Write out the whole of the material exactly.

> [Dataset]:
────────────────────────────────────────

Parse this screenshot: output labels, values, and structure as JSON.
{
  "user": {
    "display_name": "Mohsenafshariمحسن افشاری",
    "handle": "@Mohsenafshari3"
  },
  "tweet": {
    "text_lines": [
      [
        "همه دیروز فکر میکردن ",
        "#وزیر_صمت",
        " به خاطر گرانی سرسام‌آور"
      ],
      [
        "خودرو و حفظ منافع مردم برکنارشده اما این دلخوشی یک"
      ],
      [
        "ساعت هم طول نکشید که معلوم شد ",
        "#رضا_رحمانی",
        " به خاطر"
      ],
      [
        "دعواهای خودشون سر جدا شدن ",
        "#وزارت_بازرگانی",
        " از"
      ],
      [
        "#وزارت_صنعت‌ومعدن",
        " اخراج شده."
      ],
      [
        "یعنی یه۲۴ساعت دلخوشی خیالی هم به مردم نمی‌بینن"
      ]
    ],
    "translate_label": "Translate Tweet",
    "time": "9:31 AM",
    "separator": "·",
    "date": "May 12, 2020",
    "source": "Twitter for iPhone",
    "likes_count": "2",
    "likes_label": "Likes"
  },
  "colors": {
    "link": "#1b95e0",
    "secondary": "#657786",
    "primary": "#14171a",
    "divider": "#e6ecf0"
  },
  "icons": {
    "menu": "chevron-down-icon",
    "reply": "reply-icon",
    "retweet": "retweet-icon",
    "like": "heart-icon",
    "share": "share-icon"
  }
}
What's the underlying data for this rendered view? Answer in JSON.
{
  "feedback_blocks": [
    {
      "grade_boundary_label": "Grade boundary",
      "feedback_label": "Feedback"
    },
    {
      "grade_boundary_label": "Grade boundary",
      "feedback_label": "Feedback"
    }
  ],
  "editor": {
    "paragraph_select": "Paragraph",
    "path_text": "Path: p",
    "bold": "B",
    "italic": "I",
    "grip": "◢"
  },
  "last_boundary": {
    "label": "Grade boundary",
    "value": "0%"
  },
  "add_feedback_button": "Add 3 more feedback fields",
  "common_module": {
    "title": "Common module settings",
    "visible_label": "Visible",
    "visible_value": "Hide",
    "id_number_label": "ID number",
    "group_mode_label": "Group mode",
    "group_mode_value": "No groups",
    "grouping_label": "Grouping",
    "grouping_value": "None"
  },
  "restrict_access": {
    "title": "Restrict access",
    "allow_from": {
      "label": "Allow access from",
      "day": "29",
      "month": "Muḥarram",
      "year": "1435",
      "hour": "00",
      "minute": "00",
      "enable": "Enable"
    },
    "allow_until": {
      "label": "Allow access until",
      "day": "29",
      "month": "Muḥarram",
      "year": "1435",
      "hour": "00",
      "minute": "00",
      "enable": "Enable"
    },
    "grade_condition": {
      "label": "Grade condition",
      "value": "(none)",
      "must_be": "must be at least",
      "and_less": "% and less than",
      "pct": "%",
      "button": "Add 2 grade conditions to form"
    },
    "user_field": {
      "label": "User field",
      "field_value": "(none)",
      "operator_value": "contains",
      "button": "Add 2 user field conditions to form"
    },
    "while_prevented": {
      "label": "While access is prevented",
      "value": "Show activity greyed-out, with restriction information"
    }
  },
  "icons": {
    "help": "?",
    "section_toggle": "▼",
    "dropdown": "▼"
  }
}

────────────────────────────────────────

> [Final answer]:
Parse this screenshot: output labels, values, and structure as JSON.
{
  "user": {
    "display_name": "Mohsenafshariمحسن افشاری",
    "handle": "@Mohsenafshari3"
  },
  "tweet": {
    "text_lines": [
      [
        "همه دیروز فکر میکردن ",
        "#وزیر_صمت",
        " به خاطر گرانی سرسام‌آور"
      ],
      [
        "خودرو و حفظ منافع مردم برکنارشده اما این دلخوشی یک"
      ],
      [
        "ساعت هم طول نکشید که معلوم شد ",
        "#رضا_رحمانی",
        " به خاطر"
      ],
      [
        "دعواهای خودشون سر جدا شدن ",
        "#وزارت_بازرگانی",
        " از"
      ],
      [
        "#وزارت_صنعت‌ومعدن",
        " اخراج شده."
      ],
      [
        "یعنی یه۲۴ساعت دلخوشی خیالی هم به مردم نمی‌بینن"
      ]
    ],
    "translate_label": "Translate Tweet",
    "time": "9:31 AM",
    "separator": "·",
    "date": "May 12, 2020",
    "source": "Twitter for iPhone",
    "likes_count": "2",
    "likes_label": "Likes"
  },
  "colors": {
    "link": "#1b95e0",
    "secondary": "#657786",
    "primary": "#14171a",
    "divider": "#e6ecf0"
  },
  "icons": {
    "menu": "chevron-down-icon",
    "reply": "reply-icon",
    "retweet": "retweet-icon",
    "like": "heart-icon",
    "share": "share-icon"
  }
}
What's the underlying data for this rendered view? Answer in JSON.
{
  "feedback_blocks": [
    {
      "grade_boundary_label": "Grade boundary",
      "feedback_label": "Feedback"
    },
    {
      "grade_boundary_label": "Grade boundary",
      "feedback_label": "Feedback"
    }
  ],
  "editor": {
    "paragraph_select": "Paragraph",
    "path_text": "Path: p",
    "bold": "B",
    "italic": "I",
    "grip": "◢"
  },
  "last_boundary": {
    "label": "Grade boundary",
    "value": "0%"
  },
  "add_feedback_button": "Add 3 more feedback fields",
  "common_module": {
    "title": "Common module settings",
    "visible_label": "Visible",
    "visible_value": "Hide",
    "id_number_label": "ID number",
    "group_mode_label": "Group mode",
    "group_mode_value": "No groups",
    "grouping_label": "Grouping",
    "grouping_value": "None"
  },
  "restrict_access": {
    "title": "Restrict access",
    "allow_from": {
      "label": "Allow access from",
      "day": "29",
      "month": "Muḥarram",
      "year": "1435",
      "hour": "00",
      "minute": "00",
      "enable": "Enable"
    },
    "allow_until": {
      "label": "Allow access until",
      "day": "29",
      "month": "Muḥarram",
      "year": "1435",
      "hour": "00",
      "minute": "00",
      "enable": "Enable"
    },
    "grade_condition": {
      "label": "Grade condition",
      "value": "(none)",
      "must_be": "must be at least",
      "and_less": "% and less than",
      "pct": "%",
      "button": "Add 2 grade conditions to form"
    },
    "user_field": {
      "label": "User field",
      "field_value": "(none)",
      "operator_value": "contains",
      "button": "Add 2 user field conditions to form"
    },
    "while_prevented": {
      "label": "While access is prevented",
      "value": "Show activity greyed-out, with restriction information"
    }
  },
  "icons": {
    "help": "?",
    "section_toggle": "▼",
    "dropdown": "▼"
  }
}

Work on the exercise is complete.